• **WHAT THE TASK ASKS**
Would it be possible to write out each entry below exactly, without the pictures?

• **RECORD SET**
┄┄┄┄┄┄┄┄┄┄┄┄┄┄┄┄┄┄┄┄
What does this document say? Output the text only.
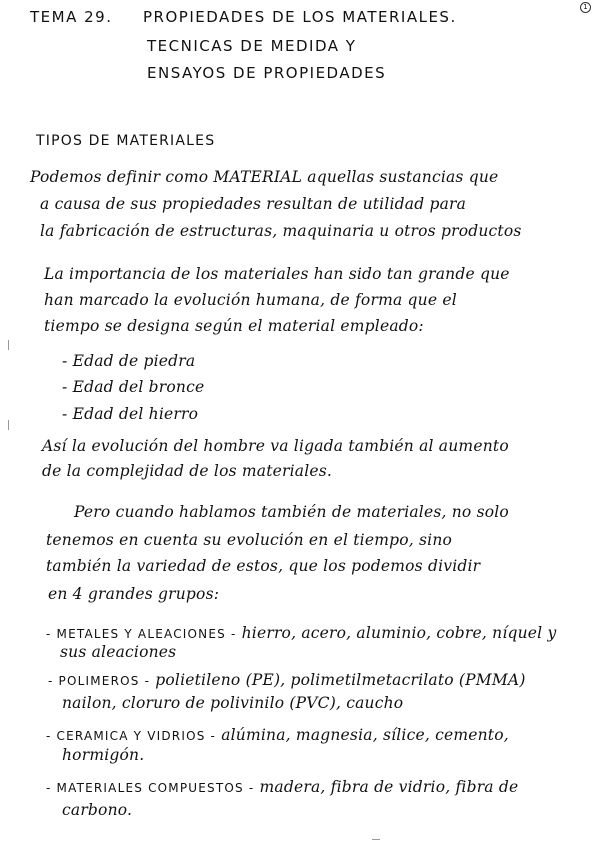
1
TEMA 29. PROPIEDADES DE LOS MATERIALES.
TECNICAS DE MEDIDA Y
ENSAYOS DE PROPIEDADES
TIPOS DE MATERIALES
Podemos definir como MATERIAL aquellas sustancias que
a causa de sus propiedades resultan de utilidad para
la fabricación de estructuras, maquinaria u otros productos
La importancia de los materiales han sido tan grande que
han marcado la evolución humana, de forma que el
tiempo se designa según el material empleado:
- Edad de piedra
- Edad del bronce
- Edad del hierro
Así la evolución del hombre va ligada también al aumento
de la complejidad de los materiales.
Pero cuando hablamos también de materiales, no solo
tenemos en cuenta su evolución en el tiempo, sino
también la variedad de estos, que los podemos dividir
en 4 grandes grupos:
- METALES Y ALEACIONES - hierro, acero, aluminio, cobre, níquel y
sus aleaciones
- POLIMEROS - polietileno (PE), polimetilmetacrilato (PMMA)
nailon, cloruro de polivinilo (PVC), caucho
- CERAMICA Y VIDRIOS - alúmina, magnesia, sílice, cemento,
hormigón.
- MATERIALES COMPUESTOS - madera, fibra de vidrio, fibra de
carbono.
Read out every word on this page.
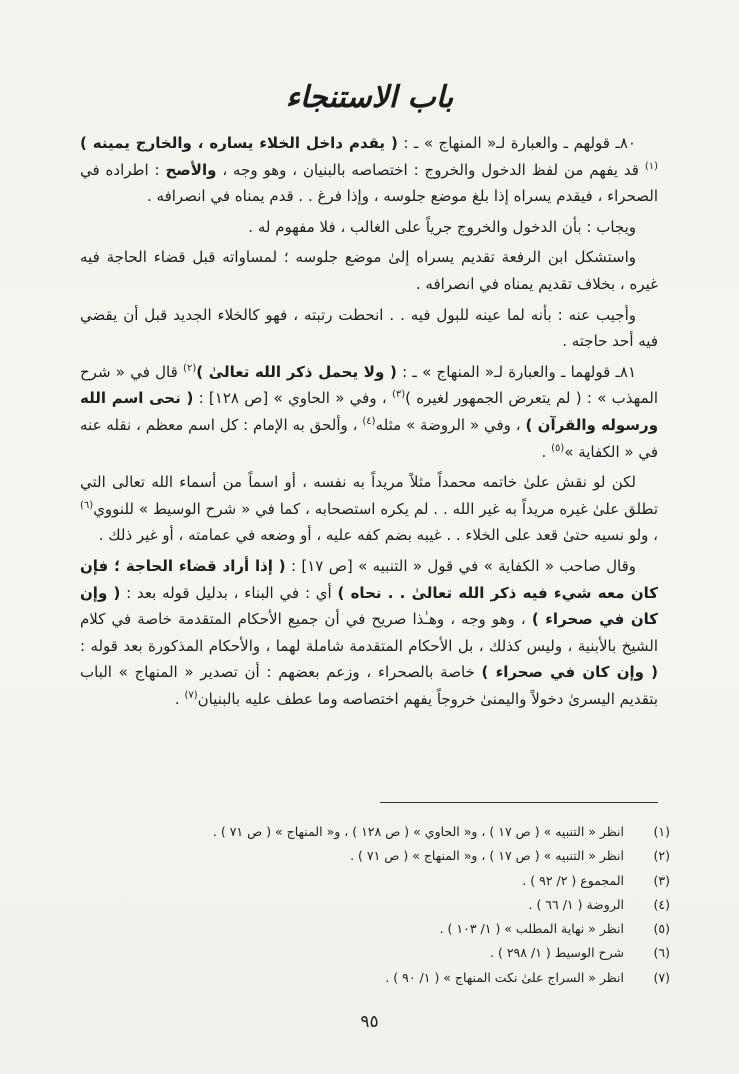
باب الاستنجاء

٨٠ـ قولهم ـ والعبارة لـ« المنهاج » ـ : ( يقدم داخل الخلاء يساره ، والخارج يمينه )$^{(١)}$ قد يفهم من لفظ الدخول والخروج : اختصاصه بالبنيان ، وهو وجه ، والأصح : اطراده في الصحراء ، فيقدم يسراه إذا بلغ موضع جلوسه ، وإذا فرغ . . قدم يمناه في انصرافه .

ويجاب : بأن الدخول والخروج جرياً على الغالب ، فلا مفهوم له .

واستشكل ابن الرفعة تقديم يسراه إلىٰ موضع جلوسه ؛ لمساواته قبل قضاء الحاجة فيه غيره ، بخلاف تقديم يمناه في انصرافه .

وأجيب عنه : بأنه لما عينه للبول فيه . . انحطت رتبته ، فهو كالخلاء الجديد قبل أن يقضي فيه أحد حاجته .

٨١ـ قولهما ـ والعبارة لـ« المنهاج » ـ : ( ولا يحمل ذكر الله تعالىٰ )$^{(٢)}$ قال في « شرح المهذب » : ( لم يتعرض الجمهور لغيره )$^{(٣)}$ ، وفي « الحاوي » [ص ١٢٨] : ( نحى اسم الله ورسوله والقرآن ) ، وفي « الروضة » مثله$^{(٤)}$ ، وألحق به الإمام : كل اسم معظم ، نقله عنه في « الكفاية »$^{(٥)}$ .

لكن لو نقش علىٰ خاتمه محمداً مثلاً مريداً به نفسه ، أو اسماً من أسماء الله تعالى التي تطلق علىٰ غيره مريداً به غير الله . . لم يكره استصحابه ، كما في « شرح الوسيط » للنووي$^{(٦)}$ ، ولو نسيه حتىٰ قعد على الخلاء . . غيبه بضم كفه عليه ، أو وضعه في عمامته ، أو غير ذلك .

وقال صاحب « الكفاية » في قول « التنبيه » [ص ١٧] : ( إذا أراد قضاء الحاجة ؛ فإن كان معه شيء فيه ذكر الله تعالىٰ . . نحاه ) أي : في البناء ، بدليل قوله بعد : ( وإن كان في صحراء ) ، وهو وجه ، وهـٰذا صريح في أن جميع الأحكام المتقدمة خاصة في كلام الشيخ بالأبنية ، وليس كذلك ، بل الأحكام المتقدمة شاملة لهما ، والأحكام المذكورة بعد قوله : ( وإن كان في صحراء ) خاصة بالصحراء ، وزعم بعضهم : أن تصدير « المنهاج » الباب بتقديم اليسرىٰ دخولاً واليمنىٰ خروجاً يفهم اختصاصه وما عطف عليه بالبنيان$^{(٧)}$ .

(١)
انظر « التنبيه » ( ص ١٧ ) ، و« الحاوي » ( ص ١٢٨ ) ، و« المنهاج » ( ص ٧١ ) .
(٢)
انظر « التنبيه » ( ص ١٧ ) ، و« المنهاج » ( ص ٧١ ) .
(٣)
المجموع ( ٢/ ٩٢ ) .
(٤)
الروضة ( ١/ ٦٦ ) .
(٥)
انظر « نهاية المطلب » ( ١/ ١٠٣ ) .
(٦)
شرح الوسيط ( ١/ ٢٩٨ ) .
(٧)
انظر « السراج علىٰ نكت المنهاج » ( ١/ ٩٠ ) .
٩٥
┄┄┄┄┄┄┄┄┄┄┄┄┄┄┄┄┄┄┄┄
• **RESPONSE TO THIS TASK**
What does this document say? Output the text only.
1
TEMA 29. PROPIEDADES DE LOS MATERIALES.
TECNICAS DE MEDIDA Y
ENSAYOS DE PROPIEDADES
TIPOS DE MATERIALES
Podemos definir como MATERIAL aquellas sustancias que
a causa de sus propiedades resultan de utilidad para
la fabricación de estructuras, maquinaria u otros productos
La importancia de los materiales han sido tan grande que
han marcado la evolución humana, de forma que el
tiempo se designa según el material empleado:
- Edad de piedra
- Edad del bronce
- Edad del hierro
Así la evolución del hombre va ligada también al aumento
de la complejidad de los materiales.
Pero cuando hablamos también de materiales, no solo
tenemos en cuenta su evolución en el tiempo, sino
también la variedad de estos, que los podemos dividir
en 4 grandes grupos:
- METALES Y ALEACIONES - hierro, acero, aluminio, cobre, níquel y
sus aleaciones
- POLIMEROS - polietileno (PE), polimetilmetacrilato (PMMA)
nailon, cloruro de polivinilo (PVC), caucho
- CERAMICA Y VIDRIOS - alúmina, magnesia, sílice, cemento,
hormigón.
- MATERIALES COMPUESTOS - madera, fibra de vidrio, fibra de
carbono.
Read out every word on this page.
باب الاستنجاء

٨٠ـ قولهم ـ والعبارة لـ« المنهاج » ـ : ( يقدم داخل الخلاء يساره ، والخارج يمينه )$^{(١)}$ قد يفهم من لفظ الدخول والخروج : اختصاصه بالبنيان ، وهو وجه ، والأصح : اطراده في الصحراء ، فيقدم يسراه إذا بلغ موضع جلوسه ، وإذا فرغ . . قدم يمناه في انصرافه .

ويجاب : بأن الدخول والخروج جرياً على الغالب ، فلا مفهوم له .

واستشكل ابن الرفعة تقديم يسراه إلىٰ موضع جلوسه ؛ لمساواته قبل قضاء الحاجة فيه غيره ، بخلاف تقديم يمناه في انصرافه .

وأجيب عنه : بأنه لما عينه للبول فيه . . انحطت رتبته ، فهو كالخلاء الجديد قبل أن يقضي فيه أحد حاجته .

٨١ـ قولهما ـ والعبارة لـ« المنهاج » ـ : ( ولا يحمل ذكر الله تعالىٰ )$^{(٢)}$ قال في « شرح المهذب » : ( لم يتعرض الجمهور لغيره )$^{(٣)}$ ، وفي « الحاوي » [ص ١٢٨] : ( نحى اسم الله ورسوله والقرآن ) ، وفي « الروضة » مثله$^{(٤)}$ ، وألحق به الإمام : كل اسم معظم ، نقله عنه في « الكفاية »$^{(٥)}$ .

لكن لو نقش علىٰ خاتمه محمداً مثلاً مريداً به نفسه ، أو اسماً من أسماء الله تعالى التي تطلق علىٰ غيره مريداً به غير الله . . لم يكره استصحابه ، كما في « شرح الوسيط » للنووي$^{(٦)}$ ، ولو نسيه حتىٰ قعد على الخلاء . . غيبه بضم كفه عليه ، أو وضعه في عمامته ، أو غير ذلك .

وقال صاحب « الكفاية » في قول « التنبيه » [ص ١٧] : ( إذا أراد قضاء الحاجة ؛ فإن كان معه شيء فيه ذكر الله تعالىٰ . . نحاه ) أي : في البناء ، بدليل قوله بعد : ( وإن كان في صحراء ) ، وهو وجه ، وهـٰذا صريح في أن جميع الأحكام المتقدمة خاصة في كلام الشيخ بالأبنية ، وليس كذلك ، بل الأحكام المتقدمة شاملة لهما ، والأحكام المذكورة بعد قوله : ( وإن كان في صحراء ) خاصة بالصحراء ، وزعم بعضهم : أن تصدير « المنهاج » الباب بتقديم اليسرىٰ دخولاً واليمنىٰ خروجاً يفهم اختصاصه وما عطف عليه بالبنيان$^{(٧)}$ .

(١)
انظر « التنبيه » ( ص ١٧ ) ، و« الحاوي » ( ص ١٢٨ ) ، و« المنهاج » ( ص ٧١ ) .
(٢)
انظر « التنبيه » ( ص ١٧ ) ، و« المنهاج » ( ص ٧١ ) .
(٣)
المجموع ( ٢/ ٩٢ ) .
(٤)
الروضة ( ١/ ٦٦ ) .
(٥)
انظر « نهاية المطلب » ( ١/ ١٠٣ ) .
(٦)
شرح الوسيط ( ١/ ٢٩٨ ) .
(٧)
انظر « السراج علىٰ نكت المنهاج » ( ١/ ٩٠ ) .
٩٥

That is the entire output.